## GOAL:
Take the material and output all of it exactly.

============================================================

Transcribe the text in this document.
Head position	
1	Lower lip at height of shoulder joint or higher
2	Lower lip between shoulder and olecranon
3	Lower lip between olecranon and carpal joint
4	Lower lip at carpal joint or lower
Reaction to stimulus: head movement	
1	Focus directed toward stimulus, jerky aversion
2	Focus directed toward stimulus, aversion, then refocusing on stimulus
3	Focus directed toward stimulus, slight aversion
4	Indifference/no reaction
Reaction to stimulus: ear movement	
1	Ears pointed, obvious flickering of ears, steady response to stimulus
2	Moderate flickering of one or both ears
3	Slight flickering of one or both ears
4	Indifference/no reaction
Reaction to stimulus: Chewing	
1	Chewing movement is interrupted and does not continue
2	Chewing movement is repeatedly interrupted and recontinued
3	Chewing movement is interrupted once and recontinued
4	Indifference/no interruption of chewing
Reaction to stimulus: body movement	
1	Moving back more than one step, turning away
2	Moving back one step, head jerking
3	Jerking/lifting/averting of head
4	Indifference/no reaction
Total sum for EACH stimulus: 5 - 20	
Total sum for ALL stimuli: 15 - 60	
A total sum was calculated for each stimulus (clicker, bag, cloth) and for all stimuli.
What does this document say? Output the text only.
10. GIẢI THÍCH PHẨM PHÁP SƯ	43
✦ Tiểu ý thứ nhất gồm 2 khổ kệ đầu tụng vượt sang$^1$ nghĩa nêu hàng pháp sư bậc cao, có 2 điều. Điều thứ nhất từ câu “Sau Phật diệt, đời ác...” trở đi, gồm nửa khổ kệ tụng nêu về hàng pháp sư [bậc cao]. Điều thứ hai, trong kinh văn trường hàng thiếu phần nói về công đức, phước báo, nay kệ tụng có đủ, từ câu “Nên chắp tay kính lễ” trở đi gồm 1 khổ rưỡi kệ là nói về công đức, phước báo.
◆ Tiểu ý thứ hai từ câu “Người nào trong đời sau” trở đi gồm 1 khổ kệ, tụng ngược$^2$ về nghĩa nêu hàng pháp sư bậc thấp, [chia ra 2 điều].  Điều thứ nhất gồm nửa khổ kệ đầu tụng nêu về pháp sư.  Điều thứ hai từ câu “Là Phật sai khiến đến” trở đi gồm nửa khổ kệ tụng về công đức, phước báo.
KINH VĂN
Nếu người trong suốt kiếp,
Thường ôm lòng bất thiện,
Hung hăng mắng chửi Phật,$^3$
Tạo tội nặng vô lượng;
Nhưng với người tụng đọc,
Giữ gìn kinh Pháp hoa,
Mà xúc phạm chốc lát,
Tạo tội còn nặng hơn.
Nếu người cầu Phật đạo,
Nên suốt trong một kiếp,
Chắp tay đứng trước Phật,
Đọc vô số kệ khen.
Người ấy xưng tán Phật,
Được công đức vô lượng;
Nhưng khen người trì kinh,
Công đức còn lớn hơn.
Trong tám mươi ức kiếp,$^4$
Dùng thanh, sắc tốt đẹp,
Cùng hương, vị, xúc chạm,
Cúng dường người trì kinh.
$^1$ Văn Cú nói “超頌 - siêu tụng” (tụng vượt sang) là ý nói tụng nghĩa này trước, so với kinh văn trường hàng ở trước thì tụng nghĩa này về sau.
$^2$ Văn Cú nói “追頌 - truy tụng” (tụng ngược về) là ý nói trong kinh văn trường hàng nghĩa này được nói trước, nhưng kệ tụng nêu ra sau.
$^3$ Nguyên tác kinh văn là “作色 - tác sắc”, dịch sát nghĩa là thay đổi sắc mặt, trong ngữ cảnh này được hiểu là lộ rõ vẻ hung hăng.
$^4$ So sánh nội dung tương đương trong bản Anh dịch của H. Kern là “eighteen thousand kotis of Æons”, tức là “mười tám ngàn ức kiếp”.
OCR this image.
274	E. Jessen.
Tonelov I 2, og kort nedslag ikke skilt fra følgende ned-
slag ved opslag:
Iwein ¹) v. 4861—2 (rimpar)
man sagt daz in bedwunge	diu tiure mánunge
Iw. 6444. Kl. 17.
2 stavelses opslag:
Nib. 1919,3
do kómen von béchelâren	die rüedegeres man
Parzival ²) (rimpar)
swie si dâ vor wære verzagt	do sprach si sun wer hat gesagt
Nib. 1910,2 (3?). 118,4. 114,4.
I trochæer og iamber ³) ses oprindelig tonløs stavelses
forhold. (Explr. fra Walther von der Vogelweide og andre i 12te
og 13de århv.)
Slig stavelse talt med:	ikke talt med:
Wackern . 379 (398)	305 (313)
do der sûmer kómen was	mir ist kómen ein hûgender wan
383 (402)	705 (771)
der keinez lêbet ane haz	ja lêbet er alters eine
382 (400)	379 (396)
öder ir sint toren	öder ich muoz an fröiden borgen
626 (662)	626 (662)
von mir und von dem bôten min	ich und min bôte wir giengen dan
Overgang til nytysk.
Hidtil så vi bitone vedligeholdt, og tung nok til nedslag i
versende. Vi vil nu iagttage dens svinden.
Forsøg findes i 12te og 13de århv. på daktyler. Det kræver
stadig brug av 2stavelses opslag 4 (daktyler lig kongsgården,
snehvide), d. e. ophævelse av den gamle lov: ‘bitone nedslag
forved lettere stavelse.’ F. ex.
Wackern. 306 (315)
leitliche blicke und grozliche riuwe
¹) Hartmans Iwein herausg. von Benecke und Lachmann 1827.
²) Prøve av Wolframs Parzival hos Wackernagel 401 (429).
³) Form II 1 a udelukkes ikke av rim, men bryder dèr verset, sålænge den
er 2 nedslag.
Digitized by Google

============================================================

## IN RESPONSE:
Transcribe the text in this document.
Head position	
1	Lower lip at height of shoulder joint or higher
2	Lower lip between shoulder and olecranon
3	Lower lip between olecranon and carpal joint
4	Lower lip at carpal joint or lower
Reaction to stimulus: head movement	
1	Focus directed toward stimulus, jerky aversion
2	Focus directed toward stimulus, aversion, then refocusing on stimulus
3	Focus directed toward stimulus, slight aversion
4	Indifference/no reaction
Reaction to stimulus: ear movement	
1	Ears pointed, obvious flickering of ears, steady response to stimulus
2	Moderate flickering of one or both ears
3	Slight flickering of one or both ears
4	Indifference/no reaction
Reaction to stimulus: Chewing	
1	Chewing movement is interrupted and does not continue
2	Chewing movement is repeatedly interrupted and recontinued
3	Chewing movement is interrupted once and recontinued
4	Indifference/no interruption of chewing
Reaction to stimulus: body movement	
1	Moving back more than one step, turning away
2	Moving back one step, head jerking
3	Jerking/lifting/averting of head
4	Indifference/no reaction
Total sum for EACH stimulus: 5 - 20	
Total sum for ALL stimuli: 15 - 60	
A total sum was calculated for each stimulus (clicker, bag, cloth) and for all stimuli.
What does this document say? Output the text only.
10. GIẢI THÍCH PHẨM PHÁP SƯ	43
✦ Tiểu ý thứ nhất gồm 2 khổ kệ đầu tụng vượt sang$^1$ nghĩa nêu hàng pháp sư bậc cao, có 2 điều. Điều thứ nhất từ câu “Sau Phật diệt, đời ác...” trở đi, gồm nửa khổ kệ tụng nêu về hàng pháp sư [bậc cao]. Điều thứ hai, trong kinh văn trường hàng thiếu phần nói về công đức, phước báo, nay kệ tụng có đủ, từ câu “Nên chắp tay kính lễ” trở đi gồm 1 khổ rưỡi kệ là nói về công đức, phước báo.
◆ Tiểu ý thứ hai từ câu “Người nào trong đời sau” trở đi gồm 1 khổ kệ, tụng ngược$^2$ về nghĩa nêu hàng pháp sư bậc thấp, [chia ra 2 điều].  Điều thứ nhất gồm nửa khổ kệ đầu tụng nêu về pháp sư.  Điều thứ hai từ câu “Là Phật sai khiến đến” trở đi gồm nửa khổ kệ tụng về công đức, phước báo.
KINH VĂN
Nếu người trong suốt kiếp,
Thường ôm lòng bất thiện,
Hung hăng mắng chửi Phật,$^3$
Tạo tội nặng vô lượng;
Nhưng với người tụng đọc,
Giữ gìn kinh Pháp hoa,
Mà xúc phạm chốc lát,
Tạo tội còn nặng hơn.
Nếu người cầu Phật đạo,
Nên suốt trong một kiếp,
Chắp tay đứng trước Phật,
Đọc vô số kệ khen.
Người ấy xưng tán Phật,
Được công đức vô lượng;
Nhưng khen người trì kinh,
Công đức còn lớn hơn.
Trong tám mươi ức kiếp,$^4$
Dùng thanh, sắc tốt đẹp,
Cùng hương, vị, xúc chạm,
Cúng dường người trì kinh.
$^1$ Văn Cú nói “超頌 - siêu tụng” (tụng vượt sang) là ý nói tụng nghĩa này trước, so với kinh văn trường hàng ở trước thì tụng nghĩa này về sau.
$^2$ Văn Cú nói “追頌 - truy tụng” (tụng ngược về) là ý nói trong kinh văn trường hàng nghĩa này được nói trước, nhưng kệ tụng nêu ra sau.
$^3$ Nguyên tác kinh văn là “作色 - tác sắc”, dịch sát nghĩa là thay đổi sắc mặt, trong ngữ cảnh này được hiểu là lộ rõ vẻ hung hăng.
$^4$ So sánh nội dung tương đương trong bản Anh dịch của H. Kern là “eighteen thousand kotis of Æons”, tức là “mười tám ngàn ức kiếp”.
OCR this image.
274	E. Jessen.
Tonelov I 2, og kort nedslag ikke skilt fra følgende ned-
slag ved opslag:
Iwein ¹) v. 4861—2 (rimpar)
man sagt daz in bedwunge	diu tiure mánunge
Iw. 6444. Kl. 17.
2 stavelses opslag:
Nib. 1919,3
do kómen von béchelâren	die rüedegeres man
Parzival ²) (rimpar)
swie si dâ vor wære verzagt	do sprach si sun wer hat gesagt
Nib. 1910,2 (3?). 118,4. 114,4.
I trochæer og iamber ³) ses oprindelig tonløs stavelses
forhold. (Explr. fra Walther von der Vogelweide og andre i 12te
og 13de århv.)
Slig stavelse talt med:	ikke talt med:
Wackern . 379 (398)	305 (313)
do der sûmer kómen was	mir ist kómen ein hûgender wan
383 (402)	705 (771)
der keinez lêbet ane haz	ja lêbet er alters eine
382 (400)	379 (396)
öder ir sint toren	öder ich muoz an fröiden borgen
626 (662)	626 (662)
von mir und von dem bôten min	ich und min bôte wir giengen dan
Overgang til nytysk.
Hidtil så vi bitone vedligeholdt, og tung nok til nedslag i
versende. Vi vil nu iagttage dens svinden.
Forsøg findes i 12te og 13de århv. på daktyler. Det kræver
stadig brug av 2stavelses opslag 4 (daktyler lig kongsgården,
snehvide), d. e. ophævelse av den gamle lov: ‘bitone nedslag
forved lettere stavelse.’ F. ex.
Wackern. 306 (315)
leitliche blicke und grozliche riuwe
¹) Hartmans Iwein herausg. von Benecke und Lachmann 1827.
²) Prøve av Wolframs Parzival hos Wackernagel 401 (429).
³) Form II 1 a udelukkes ikke av rim, men bryder dèr verset, sålænge den
er 2 nedslag.
Digitized by Google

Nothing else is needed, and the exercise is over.